Exercise description:
All lines in which the word "females" occurs are to be extracted.
+ + + + +
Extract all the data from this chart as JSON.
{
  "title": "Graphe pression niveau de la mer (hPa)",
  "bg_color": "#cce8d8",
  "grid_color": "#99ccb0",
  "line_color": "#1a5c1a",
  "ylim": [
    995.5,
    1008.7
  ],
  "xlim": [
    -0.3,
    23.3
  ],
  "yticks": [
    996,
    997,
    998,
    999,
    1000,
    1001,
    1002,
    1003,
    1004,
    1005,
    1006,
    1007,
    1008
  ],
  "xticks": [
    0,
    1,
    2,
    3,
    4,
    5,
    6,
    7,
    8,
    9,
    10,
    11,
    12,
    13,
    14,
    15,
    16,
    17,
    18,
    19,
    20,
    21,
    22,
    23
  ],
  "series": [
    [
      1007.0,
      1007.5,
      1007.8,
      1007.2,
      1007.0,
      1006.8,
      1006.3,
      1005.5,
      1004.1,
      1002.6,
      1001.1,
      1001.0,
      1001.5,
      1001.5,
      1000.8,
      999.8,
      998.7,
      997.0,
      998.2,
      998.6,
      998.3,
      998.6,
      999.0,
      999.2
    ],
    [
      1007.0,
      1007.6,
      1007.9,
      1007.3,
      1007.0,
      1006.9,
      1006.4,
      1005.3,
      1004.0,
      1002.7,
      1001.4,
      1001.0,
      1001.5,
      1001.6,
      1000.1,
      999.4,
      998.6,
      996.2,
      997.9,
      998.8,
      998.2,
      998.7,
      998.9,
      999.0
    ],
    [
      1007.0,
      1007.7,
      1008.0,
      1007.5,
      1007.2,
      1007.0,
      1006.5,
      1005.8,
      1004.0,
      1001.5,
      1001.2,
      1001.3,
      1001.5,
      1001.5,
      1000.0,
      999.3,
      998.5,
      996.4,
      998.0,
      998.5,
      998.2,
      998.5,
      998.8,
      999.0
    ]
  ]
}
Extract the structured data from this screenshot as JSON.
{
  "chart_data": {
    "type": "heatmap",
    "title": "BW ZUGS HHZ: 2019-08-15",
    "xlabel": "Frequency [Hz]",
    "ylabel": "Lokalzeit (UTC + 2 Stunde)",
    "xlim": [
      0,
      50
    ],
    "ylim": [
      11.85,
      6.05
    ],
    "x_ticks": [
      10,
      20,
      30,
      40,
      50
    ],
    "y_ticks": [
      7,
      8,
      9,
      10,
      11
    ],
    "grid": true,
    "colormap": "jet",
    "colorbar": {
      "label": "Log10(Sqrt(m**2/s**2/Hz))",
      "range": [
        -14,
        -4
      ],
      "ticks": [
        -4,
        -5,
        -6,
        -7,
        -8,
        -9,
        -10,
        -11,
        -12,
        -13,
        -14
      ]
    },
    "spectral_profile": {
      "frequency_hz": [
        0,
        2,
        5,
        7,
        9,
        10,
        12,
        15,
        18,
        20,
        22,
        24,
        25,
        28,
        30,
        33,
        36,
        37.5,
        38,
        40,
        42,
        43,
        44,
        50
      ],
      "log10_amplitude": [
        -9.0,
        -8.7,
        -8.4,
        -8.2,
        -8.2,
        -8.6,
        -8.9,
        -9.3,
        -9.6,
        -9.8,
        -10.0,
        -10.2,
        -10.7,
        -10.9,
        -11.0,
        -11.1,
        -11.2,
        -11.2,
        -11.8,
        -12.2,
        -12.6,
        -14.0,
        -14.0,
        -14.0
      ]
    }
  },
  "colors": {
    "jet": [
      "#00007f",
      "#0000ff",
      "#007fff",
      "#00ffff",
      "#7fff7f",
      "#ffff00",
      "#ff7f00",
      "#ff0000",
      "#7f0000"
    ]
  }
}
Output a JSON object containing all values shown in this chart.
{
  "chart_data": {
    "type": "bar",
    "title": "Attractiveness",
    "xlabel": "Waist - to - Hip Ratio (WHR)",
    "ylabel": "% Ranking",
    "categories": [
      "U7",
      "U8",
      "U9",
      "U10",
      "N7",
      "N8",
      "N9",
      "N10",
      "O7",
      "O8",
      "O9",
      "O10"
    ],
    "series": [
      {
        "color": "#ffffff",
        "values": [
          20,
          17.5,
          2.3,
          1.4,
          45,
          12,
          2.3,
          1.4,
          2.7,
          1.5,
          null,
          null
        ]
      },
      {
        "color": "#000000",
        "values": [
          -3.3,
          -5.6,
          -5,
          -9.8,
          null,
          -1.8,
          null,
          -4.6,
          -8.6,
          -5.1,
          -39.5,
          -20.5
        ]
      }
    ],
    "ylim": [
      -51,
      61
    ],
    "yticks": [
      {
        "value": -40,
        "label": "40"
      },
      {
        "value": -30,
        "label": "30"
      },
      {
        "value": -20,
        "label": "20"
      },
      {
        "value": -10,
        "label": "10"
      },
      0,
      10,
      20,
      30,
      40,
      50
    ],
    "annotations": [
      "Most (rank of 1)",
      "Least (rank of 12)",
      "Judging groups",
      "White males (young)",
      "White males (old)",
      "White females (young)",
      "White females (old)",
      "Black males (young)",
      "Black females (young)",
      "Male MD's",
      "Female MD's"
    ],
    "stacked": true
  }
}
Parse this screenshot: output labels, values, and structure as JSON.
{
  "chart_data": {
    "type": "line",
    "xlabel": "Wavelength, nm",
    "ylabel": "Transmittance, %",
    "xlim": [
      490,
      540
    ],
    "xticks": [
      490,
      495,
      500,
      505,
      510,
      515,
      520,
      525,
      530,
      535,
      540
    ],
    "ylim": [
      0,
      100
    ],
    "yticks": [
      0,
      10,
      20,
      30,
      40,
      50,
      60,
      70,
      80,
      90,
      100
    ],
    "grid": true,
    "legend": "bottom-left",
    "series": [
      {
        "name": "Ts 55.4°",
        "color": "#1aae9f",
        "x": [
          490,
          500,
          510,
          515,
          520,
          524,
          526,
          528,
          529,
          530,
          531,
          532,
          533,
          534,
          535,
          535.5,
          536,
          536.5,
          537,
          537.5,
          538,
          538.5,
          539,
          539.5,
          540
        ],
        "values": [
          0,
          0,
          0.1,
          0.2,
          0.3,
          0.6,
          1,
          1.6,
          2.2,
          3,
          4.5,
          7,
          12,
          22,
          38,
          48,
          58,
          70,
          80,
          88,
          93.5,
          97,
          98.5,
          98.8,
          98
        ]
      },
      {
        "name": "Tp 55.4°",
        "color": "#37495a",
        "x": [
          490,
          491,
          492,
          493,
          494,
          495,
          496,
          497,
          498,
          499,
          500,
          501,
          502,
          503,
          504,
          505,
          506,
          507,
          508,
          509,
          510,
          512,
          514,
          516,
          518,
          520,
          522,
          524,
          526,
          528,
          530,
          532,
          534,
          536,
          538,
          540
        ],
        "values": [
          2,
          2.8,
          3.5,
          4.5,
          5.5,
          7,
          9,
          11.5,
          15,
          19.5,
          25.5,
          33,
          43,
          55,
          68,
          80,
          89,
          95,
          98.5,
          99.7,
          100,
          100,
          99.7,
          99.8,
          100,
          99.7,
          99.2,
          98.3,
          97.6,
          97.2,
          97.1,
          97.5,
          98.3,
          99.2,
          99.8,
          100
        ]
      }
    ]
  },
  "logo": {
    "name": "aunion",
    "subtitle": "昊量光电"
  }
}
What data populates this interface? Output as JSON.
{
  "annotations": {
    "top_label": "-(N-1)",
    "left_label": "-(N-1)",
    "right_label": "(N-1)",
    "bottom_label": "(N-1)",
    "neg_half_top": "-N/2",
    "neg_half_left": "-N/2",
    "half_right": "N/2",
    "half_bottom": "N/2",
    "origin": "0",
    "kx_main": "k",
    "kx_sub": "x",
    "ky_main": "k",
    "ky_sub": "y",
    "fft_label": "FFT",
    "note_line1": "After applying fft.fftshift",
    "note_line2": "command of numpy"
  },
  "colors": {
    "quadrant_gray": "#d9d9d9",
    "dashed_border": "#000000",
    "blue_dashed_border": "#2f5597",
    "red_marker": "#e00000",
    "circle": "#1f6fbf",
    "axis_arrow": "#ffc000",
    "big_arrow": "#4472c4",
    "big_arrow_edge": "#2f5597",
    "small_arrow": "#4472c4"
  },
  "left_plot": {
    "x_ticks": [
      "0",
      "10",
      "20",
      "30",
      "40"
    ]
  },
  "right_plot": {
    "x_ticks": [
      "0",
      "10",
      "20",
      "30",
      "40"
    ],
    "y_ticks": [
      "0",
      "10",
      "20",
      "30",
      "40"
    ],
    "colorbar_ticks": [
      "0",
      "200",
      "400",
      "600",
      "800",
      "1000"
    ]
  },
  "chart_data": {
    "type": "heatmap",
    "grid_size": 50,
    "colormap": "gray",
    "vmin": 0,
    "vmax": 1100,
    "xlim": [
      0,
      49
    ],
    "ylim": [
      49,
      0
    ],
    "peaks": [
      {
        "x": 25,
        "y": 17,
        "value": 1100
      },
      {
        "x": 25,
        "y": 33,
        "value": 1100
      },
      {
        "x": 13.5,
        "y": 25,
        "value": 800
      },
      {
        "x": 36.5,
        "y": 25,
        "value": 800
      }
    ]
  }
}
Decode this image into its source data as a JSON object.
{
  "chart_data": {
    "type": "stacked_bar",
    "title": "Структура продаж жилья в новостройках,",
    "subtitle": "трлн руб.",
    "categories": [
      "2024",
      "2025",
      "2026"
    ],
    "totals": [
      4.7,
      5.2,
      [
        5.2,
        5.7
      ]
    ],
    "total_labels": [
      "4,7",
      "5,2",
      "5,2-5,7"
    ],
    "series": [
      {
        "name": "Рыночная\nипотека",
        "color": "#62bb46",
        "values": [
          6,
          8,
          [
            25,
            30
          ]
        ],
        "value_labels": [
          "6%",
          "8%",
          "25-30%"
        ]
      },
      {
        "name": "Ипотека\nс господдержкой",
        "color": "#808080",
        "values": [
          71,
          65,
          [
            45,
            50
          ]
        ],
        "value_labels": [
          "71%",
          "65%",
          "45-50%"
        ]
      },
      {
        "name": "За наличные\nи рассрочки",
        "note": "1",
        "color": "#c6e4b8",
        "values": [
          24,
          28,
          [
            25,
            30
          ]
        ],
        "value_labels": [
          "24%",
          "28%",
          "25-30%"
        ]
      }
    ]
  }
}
+ + + + +
Result for this exercise:
      "White females (young)",
      "White females (old)",
      "Black females (young)",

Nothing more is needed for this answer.